- Excerpted records:
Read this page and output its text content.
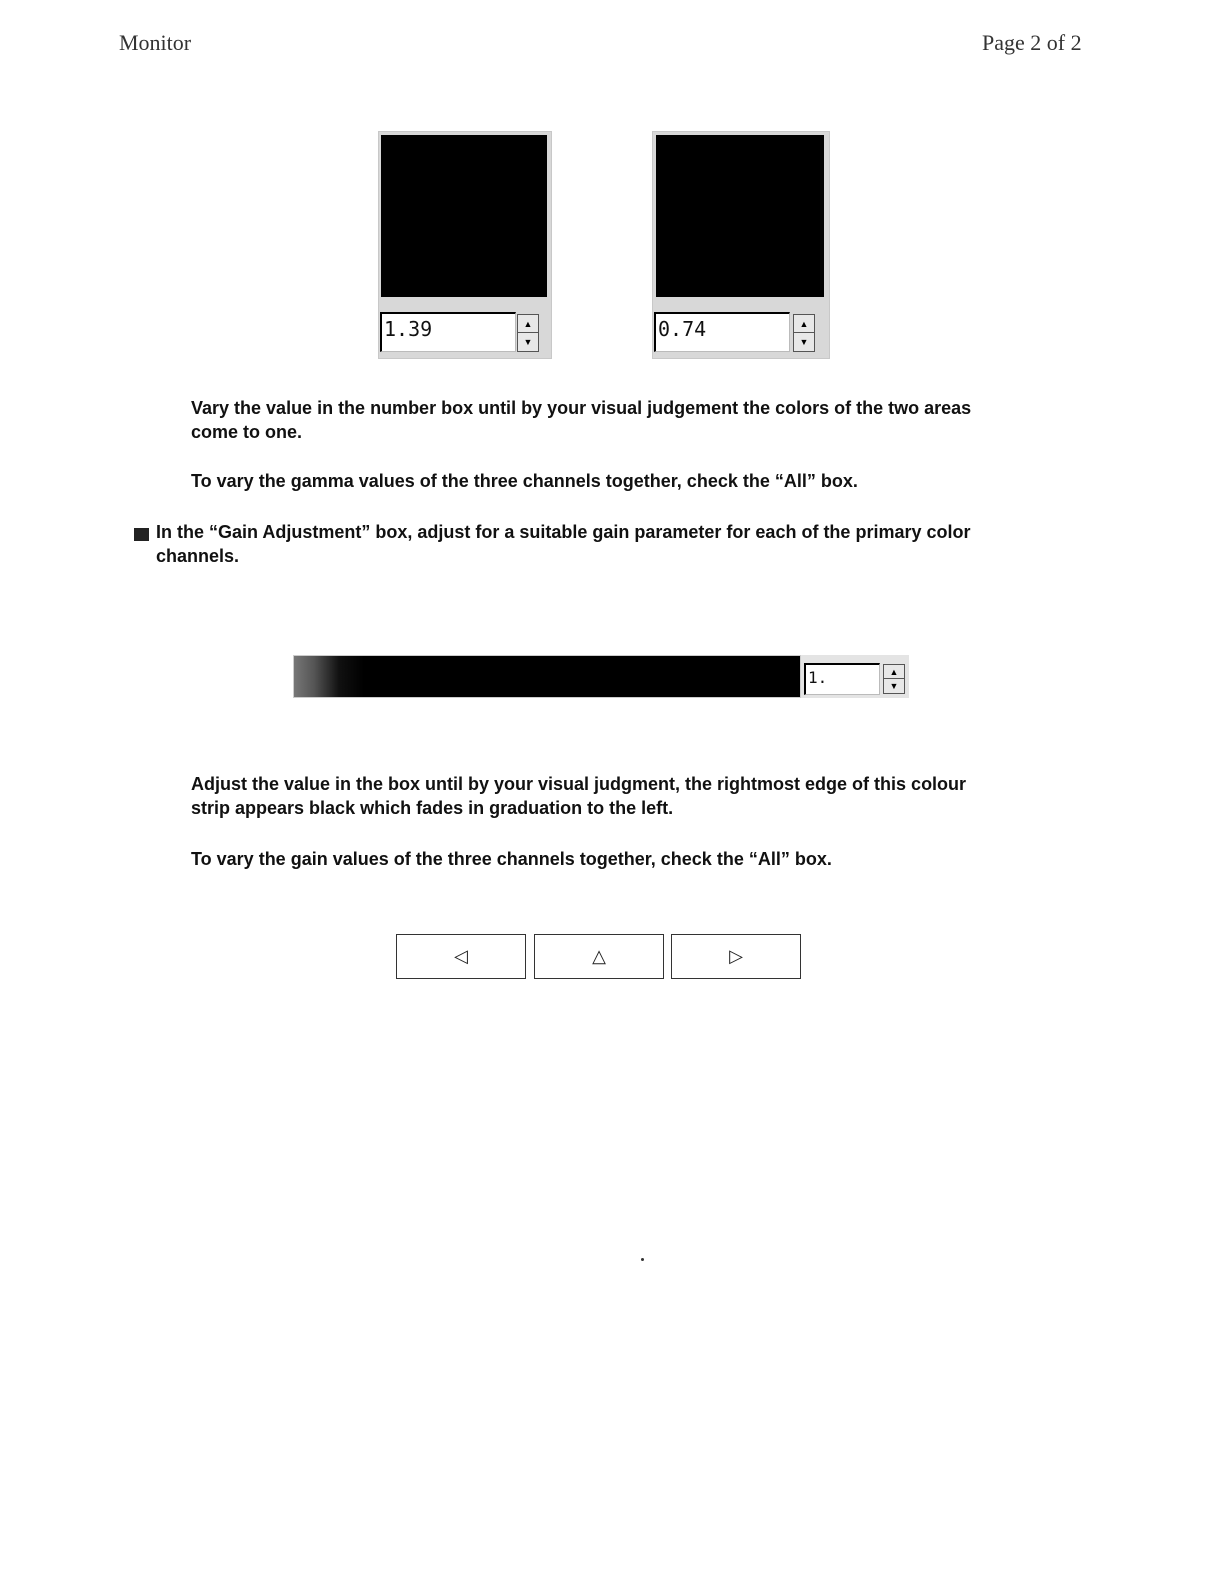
Monitor	Page 2 of 2
1.39	▲
▼
0.74	▲
▼
Vary the value in the number box until by your visual judgement the colors of the two areas come to one.
To vary the gamma values of the three channels together, check the “All” box.
In the “Gain Adjustment” box, adjust for a suitable gain parameter for each of the primary color channels.
1.	▲
▼
Adjust the value in the box until by your visual judgment, the rightmost edge of this colour strip appears black which fades in graduation to the left.
To vary the gain values of the three channels together, check the “All” box.
◁	△	▷
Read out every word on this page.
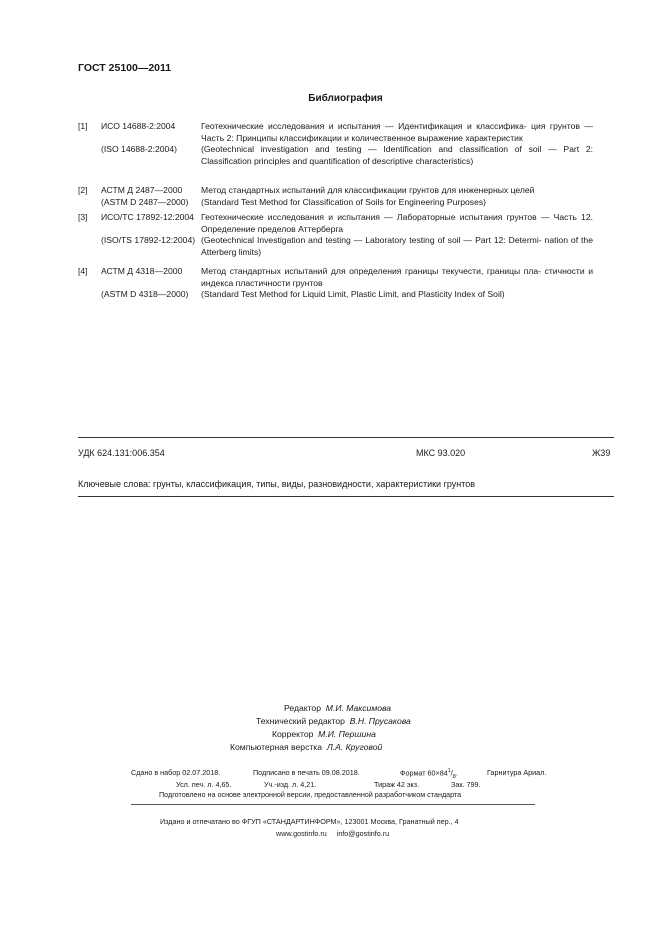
ГОСТ 25100—2011
Библиография
[1]	ИСО 14688-2:2004	Геотехнические исследования и испытания — Идентификация и классифика- ция грунтов — Часть 2: Принципы классификации и количественное выражение характеристик
(ISO 14688-2:2004)	(Geotechnical investigation and testing — Identification and classification of soil — Part 2: Classification principles and quantification of descriptive characteristics)
[2]	АСТМ Д 2487—2000	Метод стандартных испытаний для классификации грунтов для инженерных целей
(ASTM D 2487—2000)	(Standard Test Method for Classification of Soils for Engineering Purposes)
[3]	ИСО/ТС 17892-12:2004 Геотехнические исследования и испытания — Лабораторные испытания грунтов — Часть 12. Определение пределов Аттерберга
(ISO/TS 17892-12:2004) (Geotechnical Investigation and testing — Laboratory testing of soil — Part 12: Determi- nation of the Atterberg limits)
[4]	АСТМ Д 4318—2000	Метод стандартных испытаний для определения границы текучести, границы пла- стичности и индекса пластичности грунтов
(ASTM D 4318—2000)	(Standard Test Method for Liquid Limit, Plastic Limit, and Plasticity Index of Soil)
УДК 624.131:006.354	МКС 93.020	Ж39
Ключевые слова: грунты, классификация, типы, виды, разновидности, характеристики грунтов
Редактор М.И. Максимова
Технический редактор В.Н. Прусакова
Корректор М.И. Першина
Компьютерная верстка Л.А. Круговой
Сдано в набор 02.07.2018.	Подписано в печать 09.08.2018.	Формат $60\times 84^1/_8$.	Гарнитура Ариал.
Усл. печ. л. 4,65.	Уч.-изд. л. 4,21.	Тираж 42 экз.	Зак. 799.
Подготовлено на основе электронной версии, предоставленной разработчиком стандарта
Издано и отпечатано во ФГУП «СТАНДАРТИНФОРМ», 123001 Москва, Гранатный пер., 4
www.gostinfo.ru     info@gostinfo.ru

- Work required: Output every entry word for word, but omit the pictures.

- Reply:
Read this page and output its text content.
Monitor	Page 2 of 2
1.39	▲
▼
0.74	▲
▼
Vary the value in the number box until by your visual judgement the colors of the two areas come to one.
To vary the gamma values of the three channels together, check the “All” box.
In the “Gain Adjustment” box, adjust for a suitable gain parameter for each of the primary color channels.
1.	▲
▼
Adjust the value in the box until by your visual judgment, the rightmost edge of this colour strip appears black which fades in graduation to the left.
To vary the gain values of the three channels together, check the “All” box.
◁	△	▷
Read out every word on this page.
ГОСТ 25100—2011
Библиография
[1]	ИСО 14688-2:2004	Геотехнические исследования и испытания — Идентификация и классифика- ция грунтов — Часть 2: Принципы классификации и количественное выражение характеристик
(ISO 14688-2:2004)	(Geotechnical investigation and testing — Identification and classification of soil — Part 2: Classification principles and quantification of descriptive characteristics)
[2]	АСТМ Д 2487—2000	Метод стандартных испытаний для классификации грунтов для инженерных целей
(ASTM D 2487—2000)	(Standard Test Method for Classification of Soils for Engineering Purposes)
[3]	ИСО/ТС 17892-12:2004 Геотехнические исследования и испытания — Лабораторные испытания грунтов — Часть 12. Определение пределов Аттерберга
(ISO/TS 17892-12:2004) (Geotechnical Investigation and testing — Laboratory testing of soil — Part 12: Determi- nation of the Atterberg limits)
[4]	АСТМ Д 4318—2000	Метод стандартных испытаний для определения границы текучести, границы пла- стичности и индекса пластичности грунтов
(ASTM D 4318—2000)	(Standard Test Method for Liquid Limit, Plastic Limit, and Plasticity Index of Soil)
УДК 624.131:006.354	МКС 93.020	Ж39
Ключевые слова: грунты, классификация, типы, виды, разновидности, характеристики грунтов
Редактор М.И. Максимова
Технический редактор В.Н. Прусакова
Корректор М.И. Першина
Компьютерная верстка Л.А. Круговой
Сдано в набор 02.07.2018.	Подписано в печать 09.08.2018.	Формат $60\times 84^1/_8$.	Гарнитура Ариал.
Усл. печ. л. 4,65.	Уч.-изд. л. 4,21.	Тираж 42 экз.	Зак. 799.
Подготовлено на основе электронной версии, предоставленной разработчиком стандарта
Издано и отпечатано во ФГУП «СТАНДАРТИНФОРМ», 123001 Москва, Гранатный пер., 4
www.gostinfo.ru     info@gostinfo.ru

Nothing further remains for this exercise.